• Problem description
From the material below, list every line containing "milliers".

• Records shown
________________________
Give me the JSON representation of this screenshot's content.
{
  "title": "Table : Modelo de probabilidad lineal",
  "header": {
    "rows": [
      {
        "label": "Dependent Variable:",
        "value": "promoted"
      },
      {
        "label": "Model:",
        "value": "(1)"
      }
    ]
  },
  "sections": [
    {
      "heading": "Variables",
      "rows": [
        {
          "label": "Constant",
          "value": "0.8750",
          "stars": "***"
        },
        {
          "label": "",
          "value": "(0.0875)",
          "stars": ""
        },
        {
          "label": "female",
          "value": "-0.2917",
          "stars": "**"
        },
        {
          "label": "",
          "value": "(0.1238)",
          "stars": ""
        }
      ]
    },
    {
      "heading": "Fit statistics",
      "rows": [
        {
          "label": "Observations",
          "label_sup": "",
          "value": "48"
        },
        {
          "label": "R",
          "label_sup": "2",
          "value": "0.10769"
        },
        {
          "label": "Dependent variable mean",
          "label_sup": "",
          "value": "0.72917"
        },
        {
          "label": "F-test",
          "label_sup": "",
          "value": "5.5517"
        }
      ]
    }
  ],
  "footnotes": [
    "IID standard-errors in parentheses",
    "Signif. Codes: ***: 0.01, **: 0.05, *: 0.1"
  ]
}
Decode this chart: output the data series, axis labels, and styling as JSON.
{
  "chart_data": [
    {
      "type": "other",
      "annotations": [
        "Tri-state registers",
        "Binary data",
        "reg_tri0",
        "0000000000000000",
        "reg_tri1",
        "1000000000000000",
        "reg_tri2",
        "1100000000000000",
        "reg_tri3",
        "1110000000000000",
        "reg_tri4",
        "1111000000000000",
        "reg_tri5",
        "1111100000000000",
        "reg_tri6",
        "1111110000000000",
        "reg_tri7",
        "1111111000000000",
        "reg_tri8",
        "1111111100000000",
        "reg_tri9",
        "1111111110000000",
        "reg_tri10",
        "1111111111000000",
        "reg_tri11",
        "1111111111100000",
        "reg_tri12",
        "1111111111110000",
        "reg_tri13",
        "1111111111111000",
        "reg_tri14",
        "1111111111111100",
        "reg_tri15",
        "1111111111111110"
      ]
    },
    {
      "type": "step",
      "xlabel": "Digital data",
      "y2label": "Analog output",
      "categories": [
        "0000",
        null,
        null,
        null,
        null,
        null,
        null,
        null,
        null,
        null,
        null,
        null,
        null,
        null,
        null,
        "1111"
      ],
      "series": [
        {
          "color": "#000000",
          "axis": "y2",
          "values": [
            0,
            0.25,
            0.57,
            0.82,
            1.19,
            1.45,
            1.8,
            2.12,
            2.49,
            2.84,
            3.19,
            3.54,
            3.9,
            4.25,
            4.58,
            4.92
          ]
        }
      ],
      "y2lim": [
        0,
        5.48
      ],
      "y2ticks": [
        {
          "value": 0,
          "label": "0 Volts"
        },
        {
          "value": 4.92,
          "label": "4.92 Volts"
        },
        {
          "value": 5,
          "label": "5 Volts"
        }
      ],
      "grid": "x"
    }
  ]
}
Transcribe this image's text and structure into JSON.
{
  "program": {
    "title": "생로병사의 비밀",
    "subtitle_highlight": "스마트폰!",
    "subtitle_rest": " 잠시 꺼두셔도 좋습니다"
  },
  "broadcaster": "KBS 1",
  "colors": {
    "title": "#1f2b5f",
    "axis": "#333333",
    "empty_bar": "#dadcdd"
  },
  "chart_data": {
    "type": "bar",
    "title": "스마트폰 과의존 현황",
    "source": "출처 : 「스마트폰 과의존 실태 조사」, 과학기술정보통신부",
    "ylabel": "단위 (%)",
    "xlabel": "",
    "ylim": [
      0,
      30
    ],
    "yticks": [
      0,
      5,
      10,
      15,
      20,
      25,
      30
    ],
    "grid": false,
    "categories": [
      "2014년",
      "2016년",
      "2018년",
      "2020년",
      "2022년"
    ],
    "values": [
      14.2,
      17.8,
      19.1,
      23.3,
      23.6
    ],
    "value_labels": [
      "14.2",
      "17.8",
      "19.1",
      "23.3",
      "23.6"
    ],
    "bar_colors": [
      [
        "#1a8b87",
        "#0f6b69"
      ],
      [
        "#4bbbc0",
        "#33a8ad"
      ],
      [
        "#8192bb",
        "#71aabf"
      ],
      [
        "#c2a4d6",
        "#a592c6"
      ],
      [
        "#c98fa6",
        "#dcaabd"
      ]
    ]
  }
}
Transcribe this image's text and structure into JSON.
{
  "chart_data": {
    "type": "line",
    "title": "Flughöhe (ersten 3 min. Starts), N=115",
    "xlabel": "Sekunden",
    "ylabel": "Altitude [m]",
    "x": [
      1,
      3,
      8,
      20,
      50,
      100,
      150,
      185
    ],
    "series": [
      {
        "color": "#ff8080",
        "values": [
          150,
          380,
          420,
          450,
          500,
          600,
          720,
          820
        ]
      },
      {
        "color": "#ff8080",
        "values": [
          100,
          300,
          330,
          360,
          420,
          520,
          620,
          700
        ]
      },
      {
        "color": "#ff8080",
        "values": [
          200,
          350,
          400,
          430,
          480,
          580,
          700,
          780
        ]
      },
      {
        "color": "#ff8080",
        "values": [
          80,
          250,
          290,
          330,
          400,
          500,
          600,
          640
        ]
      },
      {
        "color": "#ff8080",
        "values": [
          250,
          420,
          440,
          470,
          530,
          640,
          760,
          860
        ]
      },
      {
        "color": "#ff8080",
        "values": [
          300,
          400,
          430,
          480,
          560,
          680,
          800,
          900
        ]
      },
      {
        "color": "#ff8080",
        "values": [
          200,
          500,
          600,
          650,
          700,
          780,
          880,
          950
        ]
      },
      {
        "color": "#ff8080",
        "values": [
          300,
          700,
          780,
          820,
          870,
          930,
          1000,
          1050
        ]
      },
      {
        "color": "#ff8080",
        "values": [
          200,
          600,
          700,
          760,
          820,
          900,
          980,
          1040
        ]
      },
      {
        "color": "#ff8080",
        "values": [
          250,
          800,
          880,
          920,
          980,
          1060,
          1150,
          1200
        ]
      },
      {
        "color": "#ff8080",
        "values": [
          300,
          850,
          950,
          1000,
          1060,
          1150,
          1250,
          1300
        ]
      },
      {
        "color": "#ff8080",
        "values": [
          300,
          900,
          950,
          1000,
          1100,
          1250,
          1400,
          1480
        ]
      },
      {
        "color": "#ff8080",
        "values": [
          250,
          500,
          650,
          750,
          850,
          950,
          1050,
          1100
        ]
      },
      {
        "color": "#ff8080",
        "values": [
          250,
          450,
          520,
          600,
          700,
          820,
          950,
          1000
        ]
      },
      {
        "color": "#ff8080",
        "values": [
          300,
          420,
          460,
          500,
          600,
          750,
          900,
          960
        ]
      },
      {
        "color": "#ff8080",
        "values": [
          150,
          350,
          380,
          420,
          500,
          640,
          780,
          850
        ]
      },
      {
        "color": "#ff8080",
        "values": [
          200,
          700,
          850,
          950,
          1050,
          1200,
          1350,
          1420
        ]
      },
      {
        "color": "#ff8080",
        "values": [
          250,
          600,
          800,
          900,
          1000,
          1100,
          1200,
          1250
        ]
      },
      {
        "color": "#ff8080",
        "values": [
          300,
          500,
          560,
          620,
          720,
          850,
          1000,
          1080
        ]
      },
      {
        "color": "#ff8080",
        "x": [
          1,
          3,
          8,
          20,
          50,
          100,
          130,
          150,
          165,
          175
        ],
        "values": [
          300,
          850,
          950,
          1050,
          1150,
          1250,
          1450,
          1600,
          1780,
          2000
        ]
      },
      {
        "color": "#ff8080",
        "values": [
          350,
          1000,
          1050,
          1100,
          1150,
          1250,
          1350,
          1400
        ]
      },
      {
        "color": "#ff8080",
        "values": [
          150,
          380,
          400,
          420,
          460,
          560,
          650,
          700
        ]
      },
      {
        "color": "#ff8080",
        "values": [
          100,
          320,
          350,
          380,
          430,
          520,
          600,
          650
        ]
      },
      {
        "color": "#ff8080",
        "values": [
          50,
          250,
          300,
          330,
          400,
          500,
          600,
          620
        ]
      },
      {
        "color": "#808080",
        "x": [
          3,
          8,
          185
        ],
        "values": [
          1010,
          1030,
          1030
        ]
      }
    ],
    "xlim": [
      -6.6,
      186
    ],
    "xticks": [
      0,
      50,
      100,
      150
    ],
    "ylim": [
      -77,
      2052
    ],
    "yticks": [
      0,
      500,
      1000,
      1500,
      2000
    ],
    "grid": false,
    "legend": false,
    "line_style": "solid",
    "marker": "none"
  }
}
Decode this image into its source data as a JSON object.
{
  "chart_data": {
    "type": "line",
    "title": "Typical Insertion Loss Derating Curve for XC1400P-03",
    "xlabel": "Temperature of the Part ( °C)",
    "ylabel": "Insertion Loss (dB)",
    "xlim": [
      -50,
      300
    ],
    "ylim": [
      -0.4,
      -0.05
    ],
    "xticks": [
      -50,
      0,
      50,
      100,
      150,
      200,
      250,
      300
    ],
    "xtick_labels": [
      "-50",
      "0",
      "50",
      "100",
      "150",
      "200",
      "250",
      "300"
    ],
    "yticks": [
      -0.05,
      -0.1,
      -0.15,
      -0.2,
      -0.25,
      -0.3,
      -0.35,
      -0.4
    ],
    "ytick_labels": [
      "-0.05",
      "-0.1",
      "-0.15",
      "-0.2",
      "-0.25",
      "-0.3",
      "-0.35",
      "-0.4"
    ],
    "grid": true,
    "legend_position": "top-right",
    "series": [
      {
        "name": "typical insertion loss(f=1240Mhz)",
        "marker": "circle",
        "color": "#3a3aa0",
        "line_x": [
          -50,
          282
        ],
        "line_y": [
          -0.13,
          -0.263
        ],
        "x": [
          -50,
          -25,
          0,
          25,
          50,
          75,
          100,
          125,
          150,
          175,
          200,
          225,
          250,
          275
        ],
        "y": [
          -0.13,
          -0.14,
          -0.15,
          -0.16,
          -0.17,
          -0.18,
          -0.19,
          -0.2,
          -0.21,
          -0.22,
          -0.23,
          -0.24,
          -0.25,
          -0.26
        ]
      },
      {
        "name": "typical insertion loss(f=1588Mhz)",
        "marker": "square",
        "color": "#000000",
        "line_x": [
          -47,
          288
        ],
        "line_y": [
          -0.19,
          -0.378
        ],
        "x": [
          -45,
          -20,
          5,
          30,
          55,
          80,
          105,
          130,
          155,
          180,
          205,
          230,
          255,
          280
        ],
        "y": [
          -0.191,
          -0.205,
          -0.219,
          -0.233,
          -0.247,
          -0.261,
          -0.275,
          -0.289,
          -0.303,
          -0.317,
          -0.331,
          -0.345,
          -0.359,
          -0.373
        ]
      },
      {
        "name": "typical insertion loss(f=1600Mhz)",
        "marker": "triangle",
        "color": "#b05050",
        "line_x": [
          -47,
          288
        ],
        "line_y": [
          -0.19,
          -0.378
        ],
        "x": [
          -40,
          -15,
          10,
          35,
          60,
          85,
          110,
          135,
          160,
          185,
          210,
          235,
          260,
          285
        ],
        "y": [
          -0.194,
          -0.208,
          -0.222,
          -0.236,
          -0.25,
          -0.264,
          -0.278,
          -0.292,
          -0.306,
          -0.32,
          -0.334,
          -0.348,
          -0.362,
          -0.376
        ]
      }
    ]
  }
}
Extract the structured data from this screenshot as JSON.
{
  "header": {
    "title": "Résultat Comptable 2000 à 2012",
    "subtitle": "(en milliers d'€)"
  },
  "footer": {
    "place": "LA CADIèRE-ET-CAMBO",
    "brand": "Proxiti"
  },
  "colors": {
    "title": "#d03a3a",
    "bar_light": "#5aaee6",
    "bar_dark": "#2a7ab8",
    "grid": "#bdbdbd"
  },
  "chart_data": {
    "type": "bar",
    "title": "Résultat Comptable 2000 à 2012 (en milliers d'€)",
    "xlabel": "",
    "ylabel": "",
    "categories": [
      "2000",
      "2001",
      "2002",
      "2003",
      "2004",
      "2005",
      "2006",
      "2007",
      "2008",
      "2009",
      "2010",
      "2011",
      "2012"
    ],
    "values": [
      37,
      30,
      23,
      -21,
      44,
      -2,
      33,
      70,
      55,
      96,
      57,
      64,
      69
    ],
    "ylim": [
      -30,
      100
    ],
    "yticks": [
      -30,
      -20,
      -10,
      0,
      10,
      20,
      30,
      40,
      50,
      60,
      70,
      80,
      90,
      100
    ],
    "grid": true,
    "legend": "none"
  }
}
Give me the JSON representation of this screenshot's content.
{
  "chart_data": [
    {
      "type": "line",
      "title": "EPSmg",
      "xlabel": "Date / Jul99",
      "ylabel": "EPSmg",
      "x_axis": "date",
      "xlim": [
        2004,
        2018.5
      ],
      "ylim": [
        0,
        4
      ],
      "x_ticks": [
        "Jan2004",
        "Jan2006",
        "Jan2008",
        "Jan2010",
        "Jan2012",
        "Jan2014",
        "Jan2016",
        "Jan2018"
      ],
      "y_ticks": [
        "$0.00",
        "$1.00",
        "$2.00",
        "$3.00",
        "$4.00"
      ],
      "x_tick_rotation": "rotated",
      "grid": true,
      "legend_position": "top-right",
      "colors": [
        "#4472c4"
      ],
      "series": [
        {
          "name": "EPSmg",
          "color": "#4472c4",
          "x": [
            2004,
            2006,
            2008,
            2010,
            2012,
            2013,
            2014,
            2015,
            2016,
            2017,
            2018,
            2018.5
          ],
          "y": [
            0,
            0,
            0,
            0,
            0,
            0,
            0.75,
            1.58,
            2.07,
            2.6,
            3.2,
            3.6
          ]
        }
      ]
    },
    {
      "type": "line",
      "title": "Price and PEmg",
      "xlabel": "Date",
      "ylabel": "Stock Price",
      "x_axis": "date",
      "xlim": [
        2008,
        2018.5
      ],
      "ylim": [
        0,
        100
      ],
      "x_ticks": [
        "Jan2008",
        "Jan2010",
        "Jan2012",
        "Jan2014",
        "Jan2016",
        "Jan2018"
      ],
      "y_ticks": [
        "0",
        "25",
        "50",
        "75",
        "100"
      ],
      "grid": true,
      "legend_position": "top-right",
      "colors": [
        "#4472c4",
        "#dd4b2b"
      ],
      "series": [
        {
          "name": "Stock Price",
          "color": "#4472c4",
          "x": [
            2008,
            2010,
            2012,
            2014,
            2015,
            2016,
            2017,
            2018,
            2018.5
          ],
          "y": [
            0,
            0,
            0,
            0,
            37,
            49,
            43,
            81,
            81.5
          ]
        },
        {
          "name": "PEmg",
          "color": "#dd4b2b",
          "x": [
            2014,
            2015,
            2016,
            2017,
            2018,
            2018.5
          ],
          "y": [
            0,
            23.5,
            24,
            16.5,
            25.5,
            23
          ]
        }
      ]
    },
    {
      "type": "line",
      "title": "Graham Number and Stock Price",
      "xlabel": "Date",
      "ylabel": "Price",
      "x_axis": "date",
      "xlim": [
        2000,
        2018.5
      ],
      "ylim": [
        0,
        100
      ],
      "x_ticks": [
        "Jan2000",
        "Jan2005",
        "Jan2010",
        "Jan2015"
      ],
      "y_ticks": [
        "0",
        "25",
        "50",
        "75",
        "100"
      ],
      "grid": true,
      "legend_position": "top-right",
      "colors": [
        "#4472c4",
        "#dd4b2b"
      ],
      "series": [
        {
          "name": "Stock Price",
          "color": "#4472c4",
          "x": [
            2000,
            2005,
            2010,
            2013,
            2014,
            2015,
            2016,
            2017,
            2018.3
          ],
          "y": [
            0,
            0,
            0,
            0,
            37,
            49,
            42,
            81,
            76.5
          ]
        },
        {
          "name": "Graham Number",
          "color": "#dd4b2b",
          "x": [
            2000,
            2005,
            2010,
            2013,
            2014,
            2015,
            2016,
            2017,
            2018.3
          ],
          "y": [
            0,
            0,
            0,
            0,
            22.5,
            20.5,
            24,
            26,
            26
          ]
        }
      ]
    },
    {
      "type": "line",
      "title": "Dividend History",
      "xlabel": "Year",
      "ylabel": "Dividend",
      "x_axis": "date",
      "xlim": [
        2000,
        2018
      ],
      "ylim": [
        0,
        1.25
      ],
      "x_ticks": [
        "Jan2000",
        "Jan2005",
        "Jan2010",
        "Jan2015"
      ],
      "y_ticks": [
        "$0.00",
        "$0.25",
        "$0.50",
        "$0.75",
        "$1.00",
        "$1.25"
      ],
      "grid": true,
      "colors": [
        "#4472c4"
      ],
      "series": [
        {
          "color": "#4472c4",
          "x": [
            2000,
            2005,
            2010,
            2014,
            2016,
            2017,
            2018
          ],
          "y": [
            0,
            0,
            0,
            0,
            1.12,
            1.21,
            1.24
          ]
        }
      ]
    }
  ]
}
________________________
• Task result
    "subtitle": "(en milliers d'€)"
    "title": "Résultat Comptable 2000 à 2012 (en milliers d'€)",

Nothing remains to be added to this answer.